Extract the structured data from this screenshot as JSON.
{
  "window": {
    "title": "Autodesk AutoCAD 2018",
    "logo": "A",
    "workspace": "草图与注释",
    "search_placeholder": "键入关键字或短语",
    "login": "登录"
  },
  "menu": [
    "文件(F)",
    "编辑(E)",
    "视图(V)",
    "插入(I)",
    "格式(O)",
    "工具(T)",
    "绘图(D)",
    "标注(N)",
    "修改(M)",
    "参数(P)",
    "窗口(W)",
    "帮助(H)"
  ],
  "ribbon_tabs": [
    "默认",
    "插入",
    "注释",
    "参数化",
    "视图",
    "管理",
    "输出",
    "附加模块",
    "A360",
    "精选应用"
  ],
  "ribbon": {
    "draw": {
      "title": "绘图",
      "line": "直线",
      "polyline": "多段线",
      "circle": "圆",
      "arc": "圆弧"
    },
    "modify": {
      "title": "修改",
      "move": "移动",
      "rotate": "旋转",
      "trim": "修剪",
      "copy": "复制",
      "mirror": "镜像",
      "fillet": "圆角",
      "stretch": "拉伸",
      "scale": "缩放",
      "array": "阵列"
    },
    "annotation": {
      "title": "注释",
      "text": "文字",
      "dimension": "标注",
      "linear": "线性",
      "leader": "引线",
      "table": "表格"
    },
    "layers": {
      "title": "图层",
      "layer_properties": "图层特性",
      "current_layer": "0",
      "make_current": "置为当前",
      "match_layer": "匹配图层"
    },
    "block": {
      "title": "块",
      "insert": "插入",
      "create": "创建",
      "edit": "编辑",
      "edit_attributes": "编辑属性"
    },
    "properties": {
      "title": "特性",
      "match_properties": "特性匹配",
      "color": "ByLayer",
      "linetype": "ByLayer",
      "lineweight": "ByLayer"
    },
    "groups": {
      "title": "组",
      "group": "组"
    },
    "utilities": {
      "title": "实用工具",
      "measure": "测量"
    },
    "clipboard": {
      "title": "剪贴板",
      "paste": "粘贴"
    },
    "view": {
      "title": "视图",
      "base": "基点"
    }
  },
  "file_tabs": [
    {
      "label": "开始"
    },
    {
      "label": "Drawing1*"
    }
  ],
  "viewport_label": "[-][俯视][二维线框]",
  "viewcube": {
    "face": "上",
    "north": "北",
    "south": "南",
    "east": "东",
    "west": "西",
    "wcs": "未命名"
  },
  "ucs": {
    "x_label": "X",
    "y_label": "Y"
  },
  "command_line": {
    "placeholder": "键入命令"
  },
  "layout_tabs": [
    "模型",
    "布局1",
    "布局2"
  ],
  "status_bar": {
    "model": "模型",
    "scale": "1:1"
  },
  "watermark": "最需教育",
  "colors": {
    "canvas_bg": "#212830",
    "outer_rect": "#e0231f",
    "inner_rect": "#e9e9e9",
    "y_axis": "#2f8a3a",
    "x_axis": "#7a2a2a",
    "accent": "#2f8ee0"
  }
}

◆ ◆ ◆ ◆ ◆

_Directive_. Copy out each record exactly as given, omitting none.

_Result below_.
Extract the structured data from this screenshot as JSON.
{
  "window": {
    "title": "Autodesk AutoCAD 2018",
    "logo": "A",
    "workspace": "草图与注释",
    "search_placeholder": "键入关键字或短语",
    "login": "登录"
  },
  "menu": [
    "文件(F)",
    "编辑(E)",
    "视图(V)",
    "插入(I)",
    "格式(O)",
    "工具(T)",
    "绘图(D)",
    "标注(N)",
    "修改(M)",
    "参数(P)",
    "窗口(W)",
    "帮助(H)"
  ],
  "ribbon_tabs": [
    "默认",
    "插入",
    "注释",
    "参数化",
    "视图",
    "管理",
    "输出",
    "附加模块",
    "A360",
    "精选应用"
  ],
  "ribbon": {
    "draw": {
      "title": "绘图",
      "line": "直线",
      "polyline": "多段线",
      "circle": "圆",
      "arc": "圆弧"
    },
    "modify": {
      "title": "修改",
      "move": "移动",
      "rotate": "旋转",
      "trim": "修剪",
      "copy": "复制",
      "mirror": "镜像",
      "fillet": "圆角",
      "stretch": "拉伸",
      "scale": "缩放",
      "array": "阵列"
    },
    "annotation": {
      "title": "注释",
      "text": "文字",
      "dimension": "标注",
      "linear": "线性",
      "leader": "引线",
      "table": "表格"
    },
    "layers": {
      "title": "图层",
      "layer_properties": "图层特性",
      "current_layer": "0",
      "make_current": "置为当前",
      "match_layer": "匹配图层"
    },
    "block": {
      "title": "块",
      "insert": "插入",
      "create": "创建",
      "edit": "编辑",
      "edit_attributes": "编辑属性"
    },
    "properties": {
      "title": "特性",
      "match_properties": "特性匹配",
      "color": "ByLayer",
      "linetype": "ByLayer",
      "lineweight": "ByLayer"
    },
    "groups": {
      "title": "组",
      "group": "组"
    },
    "utilities": {
      "title": "实用工具",
      "measure": "测量"
    },
    "clipboard": {
      "title": "剪贴板",
      "paste": "粘贴"
    },
    "view": {
      "title": "视图",
      "base": "基点"
    }
  },
  "file_tabs": [
    {
      "label": "开始"
    },
    {
      "label": "Drawing1*"
    }
  ],
  "viewport_label": "[-][俯视][二维线框]",
  "viewcube": {
    "face": "上",
    "north": "北",
    "south": "南",
    "east": "东",
    "west": "西",
    "wcs": "未命名"
  },
  "ucs": {
    "x_label": "X",
    "y_label": "Y"
  },
  "command_line": {
    "placeholder": "键入命令"
  },
  "layout_tabs": [
    "模型",
    "布局1",
    "布局2"
  ],
  "status_bar": {
    "model": "模型",
    "scale": "1:1"
  },
  "watermark": "最需教育",
  "colors": {
    "canvas_bg": "#212830",
    "outer_rect": "#e0231f",
    "inner_rect": "#e9e9e9",
    "y_axis": "#2f8a3a",
    "x_axis": "#7a2a2a",
    "accent": "#2f8ee0"
  }
}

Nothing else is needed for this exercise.